====== Information supplied ======

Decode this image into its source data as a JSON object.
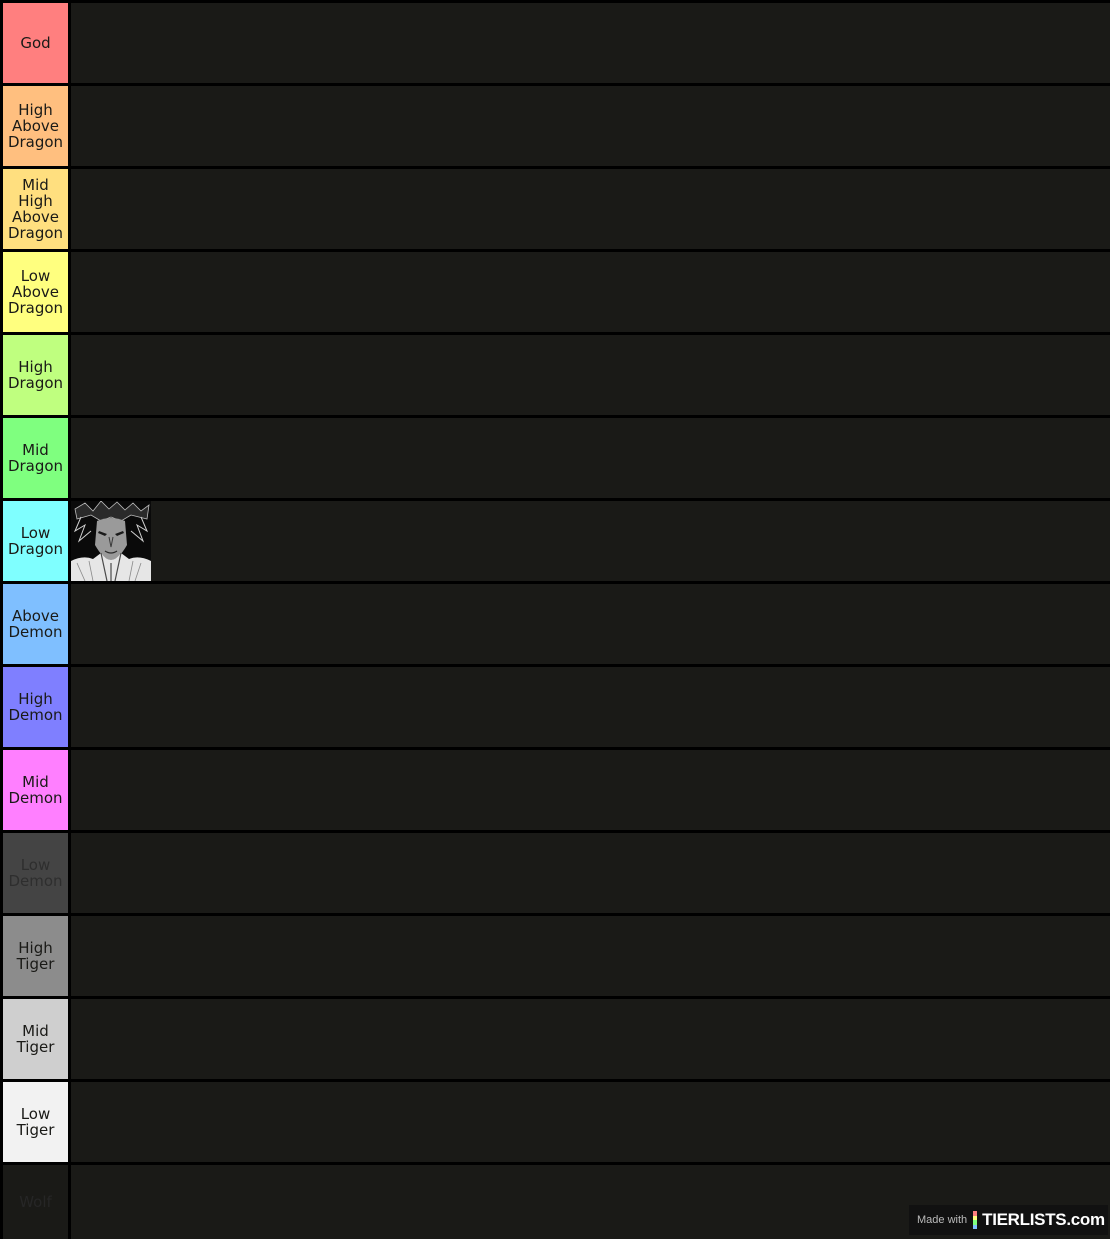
{
  "tiers": [
    {
      "label": "God",
      "color": "#ff7f7f"
    },
    {
      "label": "High\nAbove\nDragon",
      "color": "#ffbf7f"
    },
    {
      "label": "Mid\nHigh\nAbove\nDragon",
      "color": "#ffdf7f"
    },
    {
      "label": "Low\nAbove\nDragon",
      "color": "#ffff7f"
    },
    {
      "label": "High\nDragon",
      "color": "#bfff7f"
    },
    {
      "label": "Mid\nDragon",
      "color": "#7fff7f"
    },
    {
      "label": "Low\nDragon",
      "color": "#7fffff",
      "item": "character-portrait"
    },
    {
      "label": "Above\nDemon",
      "color": "#7fbfff"
    },
    {
      "label": "High\nDemon",
      "color": "#7f7fff"
    },
    {
      "label": "Mid\nDemon",
      "color": "#ff7fff"
    },
    {
      "label": "Low\nDemon",
      "color": "#444444"
    },
    {
      "label": "High\nTiger",
      "color": "#8c8c8c"
    },
    {
      "label": "Mid\nTiger",
      "color": "#cfcfcf"
    },
    {
      "label": "Low\nTiger",
      "color": "#f2f2f2"
    },
    {
      "label": "Wolf",
      "color": "#1a1a17"
    }
  ],
  "watermark": {
    "prefix": "Made with",
    "brand": "TIERLISTS.com"
  }
}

======

- _Job_
Pictures are to be left out; all else in the entries above is to be quoted exactly.

- _The completed task_
Decode this image into its source data as a JSON object.
{
  "tiers": [
    {
      "label": "God",
      "color": "#ff7f7f"
    },
    {
      "label": "High\nAbove\nDragon",
      "color": "#ffbf7f"
    },
    {
      "label": "Mid\nHigh\nAbove\nDragon",
      "color": "#ffdf7f"
    },
    {
      "label": "Low\nAbove\nDragon",
      "color": "#ffff7f"
    },
    {
      "label": "High\nDragon",
      "color": "#bfff7f"
    },
    {
      "label": "Mid\nDragon",
      "color": "#7fff7f"
    },
    {
      "label": "Low\nDragon",
      "color": "#7fffff",
      "item": "character-portrait"
    },
    {
      "label": "Above\nDemon",
      "color": "#7fbfff"
    },
    {
      "label": "High\nDemon",
      "color": "#7f7fff"
    },
    {
      "label": "Mid\nDemon",
      "color": "#ff7fff"
    },
    {
      "label": "Low\nDemon",
      "color": "#444444"
    },
    {
      "label": "High\nTiger",
      "color": "#8c8c8c"
    },
    {
      "label": "Mid\nTiger",
      "color": "#cfcfcf"
    },
    {
      "label": "Low\nTiger",
      "color": "#f2f2f2"
    },
    {
      "label": "Wolf",
      "color": "#1a1a17"
    }
  ],
  "watermark": {
    "prefix": "Made with",
    "brand": "TIERLISTS.com"
  }
}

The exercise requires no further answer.